→ **WHAT IS NEEDED**
Please repeat all of the lines that follow, exactly as written.

[Extracted data entries]
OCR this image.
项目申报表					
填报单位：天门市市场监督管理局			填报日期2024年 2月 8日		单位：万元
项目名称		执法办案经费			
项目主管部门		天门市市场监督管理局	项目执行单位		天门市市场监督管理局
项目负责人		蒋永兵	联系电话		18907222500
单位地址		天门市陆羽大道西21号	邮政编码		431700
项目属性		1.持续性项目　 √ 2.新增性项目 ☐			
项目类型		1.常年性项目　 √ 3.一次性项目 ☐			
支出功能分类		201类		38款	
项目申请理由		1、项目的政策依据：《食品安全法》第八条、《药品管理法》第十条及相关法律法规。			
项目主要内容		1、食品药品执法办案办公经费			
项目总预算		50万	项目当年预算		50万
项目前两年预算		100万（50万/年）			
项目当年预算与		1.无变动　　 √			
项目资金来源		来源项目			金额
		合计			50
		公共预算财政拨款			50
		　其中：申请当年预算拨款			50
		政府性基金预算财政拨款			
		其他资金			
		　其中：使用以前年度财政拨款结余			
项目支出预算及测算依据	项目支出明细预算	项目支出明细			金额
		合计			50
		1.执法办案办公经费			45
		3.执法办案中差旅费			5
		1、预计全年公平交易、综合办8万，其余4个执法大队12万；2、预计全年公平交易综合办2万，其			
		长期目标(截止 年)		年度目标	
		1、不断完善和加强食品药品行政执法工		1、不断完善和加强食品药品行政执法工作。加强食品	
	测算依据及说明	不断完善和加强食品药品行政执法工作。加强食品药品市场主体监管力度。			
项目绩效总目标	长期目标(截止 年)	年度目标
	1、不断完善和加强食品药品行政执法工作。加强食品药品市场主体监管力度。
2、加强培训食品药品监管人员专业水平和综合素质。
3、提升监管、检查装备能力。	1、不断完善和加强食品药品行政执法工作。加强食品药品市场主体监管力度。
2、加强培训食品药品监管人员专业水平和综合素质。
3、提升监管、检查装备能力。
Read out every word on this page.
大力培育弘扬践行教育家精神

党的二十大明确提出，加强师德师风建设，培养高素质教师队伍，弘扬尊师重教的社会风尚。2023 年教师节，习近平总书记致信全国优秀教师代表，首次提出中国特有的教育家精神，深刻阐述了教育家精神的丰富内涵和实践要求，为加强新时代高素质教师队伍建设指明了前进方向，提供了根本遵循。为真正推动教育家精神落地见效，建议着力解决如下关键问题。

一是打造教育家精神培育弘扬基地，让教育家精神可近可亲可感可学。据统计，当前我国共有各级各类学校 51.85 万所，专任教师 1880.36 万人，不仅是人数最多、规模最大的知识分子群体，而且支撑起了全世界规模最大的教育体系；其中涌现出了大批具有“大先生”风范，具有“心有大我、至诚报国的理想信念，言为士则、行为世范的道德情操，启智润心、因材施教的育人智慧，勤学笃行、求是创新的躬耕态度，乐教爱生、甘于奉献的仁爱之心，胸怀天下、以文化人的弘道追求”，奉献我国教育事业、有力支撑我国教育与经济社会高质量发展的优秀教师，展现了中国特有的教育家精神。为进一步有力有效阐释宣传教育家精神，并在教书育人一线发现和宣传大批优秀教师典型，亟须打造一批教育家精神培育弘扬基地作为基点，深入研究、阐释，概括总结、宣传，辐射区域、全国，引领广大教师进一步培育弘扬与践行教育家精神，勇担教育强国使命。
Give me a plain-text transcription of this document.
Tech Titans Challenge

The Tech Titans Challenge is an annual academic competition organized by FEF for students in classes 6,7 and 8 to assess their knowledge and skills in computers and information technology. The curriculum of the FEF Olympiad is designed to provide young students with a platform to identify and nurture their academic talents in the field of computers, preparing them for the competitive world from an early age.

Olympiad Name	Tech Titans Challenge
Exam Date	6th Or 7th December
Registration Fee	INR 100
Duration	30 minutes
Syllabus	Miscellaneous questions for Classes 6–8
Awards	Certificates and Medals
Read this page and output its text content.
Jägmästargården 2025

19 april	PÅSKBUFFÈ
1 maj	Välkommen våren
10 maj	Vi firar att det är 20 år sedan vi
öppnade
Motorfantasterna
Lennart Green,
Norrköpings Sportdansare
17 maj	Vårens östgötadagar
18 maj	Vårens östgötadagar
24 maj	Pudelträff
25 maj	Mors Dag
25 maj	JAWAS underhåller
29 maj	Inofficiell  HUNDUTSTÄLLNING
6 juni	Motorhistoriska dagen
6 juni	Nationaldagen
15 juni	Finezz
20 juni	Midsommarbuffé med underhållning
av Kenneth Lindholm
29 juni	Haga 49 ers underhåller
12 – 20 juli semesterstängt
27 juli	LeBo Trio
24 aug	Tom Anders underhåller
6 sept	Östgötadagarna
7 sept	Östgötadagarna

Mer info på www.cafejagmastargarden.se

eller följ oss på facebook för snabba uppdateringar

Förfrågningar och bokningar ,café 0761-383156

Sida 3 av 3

→ **ANSWER FOR THIS EXERCISE**
OCR this image.
项目申报表					
填报单位：天门市市场监督管理局			填报日期2024年 2月 8日		单位：万元
项目名称		执法办案经费			
项目主管部门		天门市市场监督管理局	项目执行单位		天门市市场监督管理局
项目负责人		蒋永兵	联系电话		18907222500
单位地址		天门市陆羽大道西21号	邮政编码		431700
项目属性		1.持续性项目　 √ 2.新增性项目 ☐			
项目类型		1.常年性项目　 √ 3.一次性项目 ☐			
支出功能分类		201类		38款	
项目申请理由		1、项目的政策依据：《食品安全法》第八条、《药品管理法》第十条及相关法律法规。			
项目主要内容		1、食品药品执法办案办公经费			
项目总预算		50万	项目当年预算		50万
项目前两年预算		100万（50万/年）			
项目当年预算与		1.无变动　　 √			
项目资金来源		来源项目			金额
		合计			50
		公共预算财政拨款			50
		　其中：申请当年预算拨款			50
		政府性基金预算财政拨款			
		其他资金			
		　其中：使用以前年度财政拨款结余			
项目支出预算及测算依据	项目支出明细预算	项目支出明细			金额
		合计			50
		1.执法办案办公经费			45
		3.执法办案中差旅费			5
		1、预计全年公平交易、综合办8万，其余4个执法大队12万；2、预计全年公平交易综合办2万，其			
		长期目标(截止 年)		年度目标	
		1、不断完善和加强食品药品行政执法工		1、不断完善和加强食品药品行政执法工作。加强食品	
	测算依据及说明	不断完善和加强食品药品行政执法工作。加强食品药品市场主体监管力度。			
项目绩效总目标	长期目标(截止 年)	年度目标
	1、不断完善和加强食品药品行政执法工作。加强食品药品市场主体监管力度。
2、加强培训食品药品监管人员专业水平和综合素质。
3、提升监管、检查装备能力。	1、不断完善和加强食品药品行政执法工作。加强食品药品市场主体监管力度。
2、加强培训食品药品监管人员专业水平和综合素质。
3、提升监管、检查装备能力。
Read out every word on this page.
大力培育弘扬践行教育家精神

党的二十大明确提出，加强师德师风建设，培养高素质教师队伍，弘扬尊师重教的社会风尚。2023 年教师节，习近平总书记致信全国优秀教师代表，首次提出中国特有的教育家精神，深刻阐述了教育家精神的丰富内涵和实践要求，为加强新时代高素质教师队伍建设指明了前进方向，提供了根本遵循。为真正推动教育家精神落地见效，建议着力解决如下关键问题。

一是打造教育家精神培育弘扬基地，让教育家精神可近可亲可感可学。据统计，当前我国共有各级各类学校 51.85 万所，专任教师 1880.36 万人，不仅是人数最多、规模最大的知识分子群体，而且支撑起了全世界规模最大的教育体系；其中涌现出了大批具有“大先生”风范，具有“心有大我、至诚报国的理想信念，言为士则、行为世范的道德情操，启智润心、因材施教的育人智慧，勤学笃行、求是创新的躬耕态度，乐教爱生、甘于奉献的仁爱之心，胸怀天下、以文化人的弘道追求”，奉献我国教育事业、有力支撑我国教育与经济社会高质量发展的优秀教师，展现了中国特有的教育家精神。为进一步有力有效阐释宣传教育家精神，并在教书育人一线发现和宣传大批优秀教师典型，亟须打造一批教育家精神培育弘扬基地作为基点，深入研究、阐释，概括总结、宣传，辐射区域、全国，引领广大教师进一步培育弘扬与践行教育家精神，勇担教育强国使命。
Give me a plain-text transcription of this document.
Tech Titans Challenge

The Tech Titans Challenge is an annual academic competition organized by FEF for students in classes 6,7 and 8 to assess their knowledge and skills in computers and information technology. The curriculum of the FEF Olympiad is designed to provide young students with a platform to identify and nurture their academic talents in the field of computers, preparing them for the competitive world from an early age.

Olympiad Name	Tech Titans Challenge
Exam Date	6th Or 7th December
Registration Fee	INR 100
Duration	30 minutes
Syllabus	Miscellaneous questions for Classes 6–8
Awards	Certificates and Medals
Read this page and output its text content.
Jägmästargården 2025

19 april	PÅSKBUFFÈ
1 maj	Välkommen våren
10 maj	Vi firar att det är 20 år sedan vi
öppnade
Motorfantasterna
Lennart Green,
Norrköpings Sportdansare
17 maj	Vårens östgötadagar
18 maj	Vårens östgötadagar
24 maj	Pudelträff
25 maj	Mors Dag
25 maj	JAWAS underhåller
29 maj	Inofficiell  HUNDUTSTÄLLNING
6 juni	Motorhistoriska dagen
6 juni	Nationaldagen
15 juni	Finezz
20 juni	Midsommarbuffé med underhållning
av Kenneth Lindholm
29 juni	Haga 49 ers underhåller
12 – 20 juli semesterstängt
27 juli	LeBo Trio
24 aug	Tom Anders underhåller
6 sept	Östgötadagarna
7 sept	Östgötadagarna

Mer info på www.cafejagmastargarden.se

eller följ oss på facebook för snabba uppdateringar

Förfrågningar och bokningar ,café 0761-383156

Sida 3 av 3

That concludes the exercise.